### Supplied records
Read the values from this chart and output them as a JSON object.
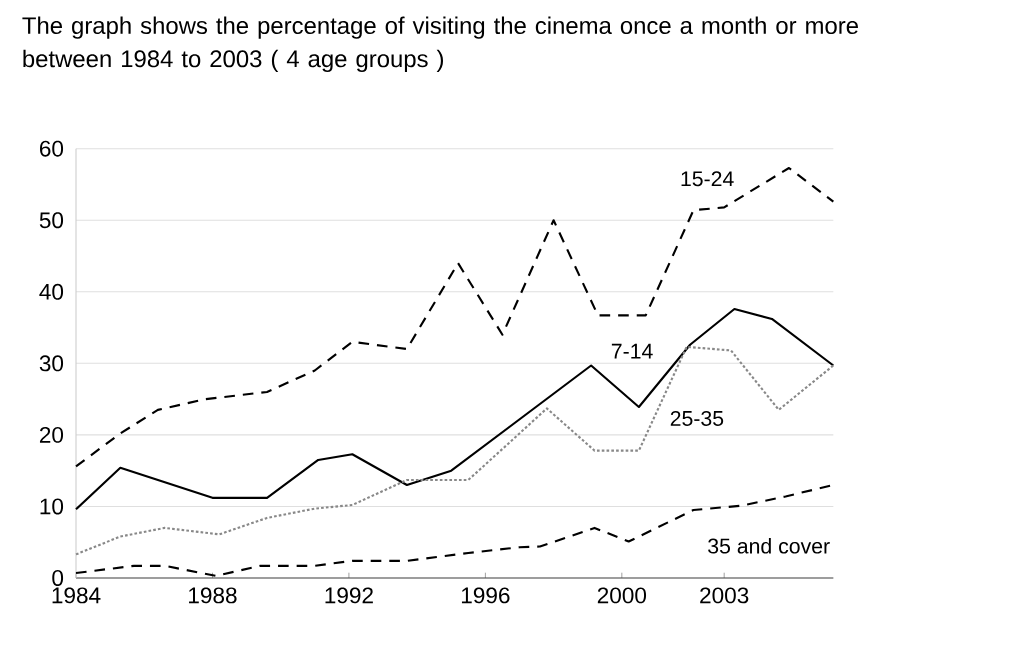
{
  "chart_data": {
    "type": "line",
    "title": "The graph shows the percentage of visiting the cinema once a month or more between 1984 to 2003 ( 4 age groups )",
    "xlim": [
      1984,
      2006.2
    ],
    "ylim": [
      0,
      60
    ],
    "xticks": [
      1984,
      1988,
      1992,
      1996,
      2000,
      2003
    ],
    "yticks": [
      0,
      10,
      20,
      30,
      40,
      50,
      60
    ],
    "grid": "y",
    "marker": "none",
    "series": [
      {
        "color": "#000000",
        "line_style": "dashed",
        "x": [
          1984,
          1985.3,
          1986.4,
          1987.8,
          1989.6,
          1991,
          1992.1,
          1993.7,
          1995.2,
          1996.5,
          1998,
          1999.3,
          2000.7,
          2002.1,
          2003,
          2004.9,
          2006.2
        ],
        "values": [
          15.6,
          20.2,
          23.5,
          25,
          26,
          29,
          33,
          32,
          44,
          34,
          50,
          36.7,
          36.7,
          51.4,
          51.8,
          57.3,
          52.6
        ]
      },
      {
        "color": "#000000",
        "line_style": "solid",
        "x": [
          1984,
          1985.3,
          1988,
          1989.6,
          1991.1,
          1992.1,
          1993.7,
          1995,
          1999.1,
          2000.5,
          2002,
          2003.3,
          2004.4,
          2006.2
        ],
        "values": [
          9.6,
          15.4,
          11.2,
          11.2,
          16.5,
          17.3,
          13,
          15,
          29.7,
          23.9,
          32.6,
          37.6,
          36.2,
          29.7
        ]
      },
      {
        "color": "#888888",
        "line_style": "dotted",
        "x": [
          1984,
          1985.3,
          1986.6,
          1988.2,
          1989.6,
          1991,
          1992.1,
          1993.7,
          1995.5,
          1997,
          1997.8,
          1999.2,
          2000.5,
          2001.9,
          2003.2,
          2004.6,
          2006.2
        ],
        "values": [
          3.3,
          5.8,
          7,
          6.1,
          8.4,
          9.7,
          10.2,
          13.7,
          13.7,
          20.2,
          23.7,
          17.8,
          17.8,
          32.3,
          31.8,
          23.5,
          29.7
        ]
      },
      {
        "color": "#000000",
        "line_style": "dashed",
        "x": [
          1984,
          1985.7,
          1986.6,
          1988.1,
          1989.4,
          1991,
          1992.1,
          1993.7,
          1995.5,
          1997,
          1997.6,
          1999.2,
          2000.2,
          2002.1,
          2003.5,
          2004.8,
          2006.2
        ],
        "values": [
          0.7,
          1.7,
          1.7,
          0.3,
          1.7,
          1.7,
          2.4,
          2.4,
          3.5,
          4.3,
          4.4,
          7,
          5.1,
          9.5,
          10.1,
          11.4,
          13
        ]
      }
    ],
    "annotations": [
      {
        "text": "15-24",
        "x": 2002.5,
        "y": 55.8
      },
      {
        "text": "7-14",
        "x": 2000.3,
        "y": 31.7
      },
      {
        "text": "25-35",
        "x": 2002.2,
        "y": 22.3
      },
      "35 and cover"
    ]
  }
}
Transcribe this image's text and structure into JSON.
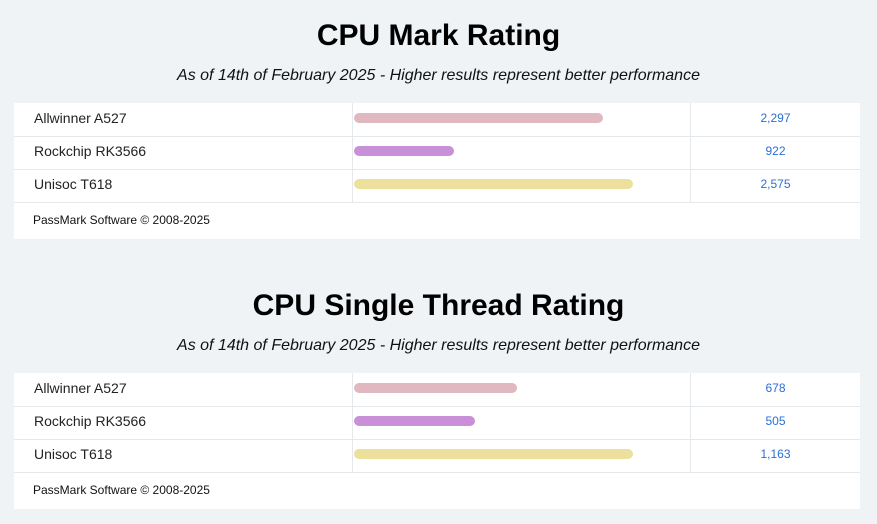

### Written request
Reproduce all of the material exactly, apart from the pictures.

### Task result
Read the values from this chart and output them as a JSON object.
{
  "chart_data": {
    "type": "line",
    "title": "The graph shows the percentage of visiting the cinema once a month or more between 1984 to 2003 ( 4 age groups )",
    "xlim": [
      1984,
      2006.2
    ],
    "ylim": [
      0,
      60
    ],
    "xticks": [
      1984,
      1988,
      1992,
      1996,
      2000,
      2003
    ],
    "yticks": [
      0,
      10,
      20,
      30,
      40,
      50,
      60
    ],
    "grid": "y",
    "marker": "none",
    "series": [
      {
        "color": "#000000",
        "line_style": "dashed",
        "x": [
          1984,
          1985.3,
          1986.4,
          1987.8,
          1989.6,
          1991,
          1992.1,
          1993.7,
          1995.2,
          1996.5,
          1998,
          1999.3,
          2000.7,
          2002.1,
          2003,
          2004.9,
          2006.2
        ],
        "values": [
          15.6,
          20.2,
          23.5,
          25,
          26,
          29,
          33,
          32,
          44,
          34,
          50,
          36.7,
          36.7,
          51.4,
          51.8,
          57.3,
          52.6
        ]
      },
      {
        "color": "#000000",
        "line_style": "solid",
        "x": [
          1984,
          1985.3,
          1988,
          1989.6,
          1991.1,
          1992.1,
          1993.7,
          1995,
          1999.1,
          2000.5,
          2002,
          2003.3,
          2004.4,
          2006.2
        ],
        "values": [
          9.6,
          15.4,
          11.2,
          11.2,
          16.5,
          17.3,
          13,
          15,
          29.7,
          23.9,
          32.6,
          37.6,
          36.2,
          29.7
        ]
      },
      {
        "color": "#888888",
        "line_style": "dotted",
        "x": [
          1984,
          1985.3,
          1986.6,
          1988.2,
          1989.6,
          1991,
          1992.1,
          1993.7,
          1995.5,
          1997,
          1997.8,
          1999.2,
          2000.5,
          2001.9,
          2003.2,
          2004.6,
          2006.2
        ],
        "values": [
          3.3,
          5.8,
          7,
          6.1,
          8.4,
          9.7,
          10.2,
          13.7,
          13.7,
          20.2,
          23.7,
          17.8,
          17.8,
          32.3,
          31.8,
          23.5,
          29.7
        ]
      },
      {
        "color": "#000000",
        "line_style": "dashed",
        "x": [
          1984,
          1985.7,
          1986.6,
          1988.1,
          1989.4,
          1991,
          1992.1,
          1993.7,
          1995.5,
          1997,
          1997.6,
          1999.2,
          2000.2,
          2002.1,
          2003.5,
          2004.8,
          2006.2
        ],
        "values": [
          0.7,
          1.7,
          1.7,
          0.3,
          1.7,
          1.7,
          2.4,
          2.4,
          3.5,
          4.3,
          4.4,
          7,
          5.1,
          9.5,
          10.1,
          11.4,
          13
        ]
      }
    ],
    "annotations": [
      {
        "text": "15-24",
        "x": 2002.5,
        "y": 55.8
      },
      {
        "text": "7-14",
        "x": 2000.3,
        "y": 31.7
      },
      {
        "text": "25-35",
        "x": 2002.2,
        "y": 22.3
      },
      "35 and cover"
    ]
  }
}
Transcribe this image's text and structure into JSON.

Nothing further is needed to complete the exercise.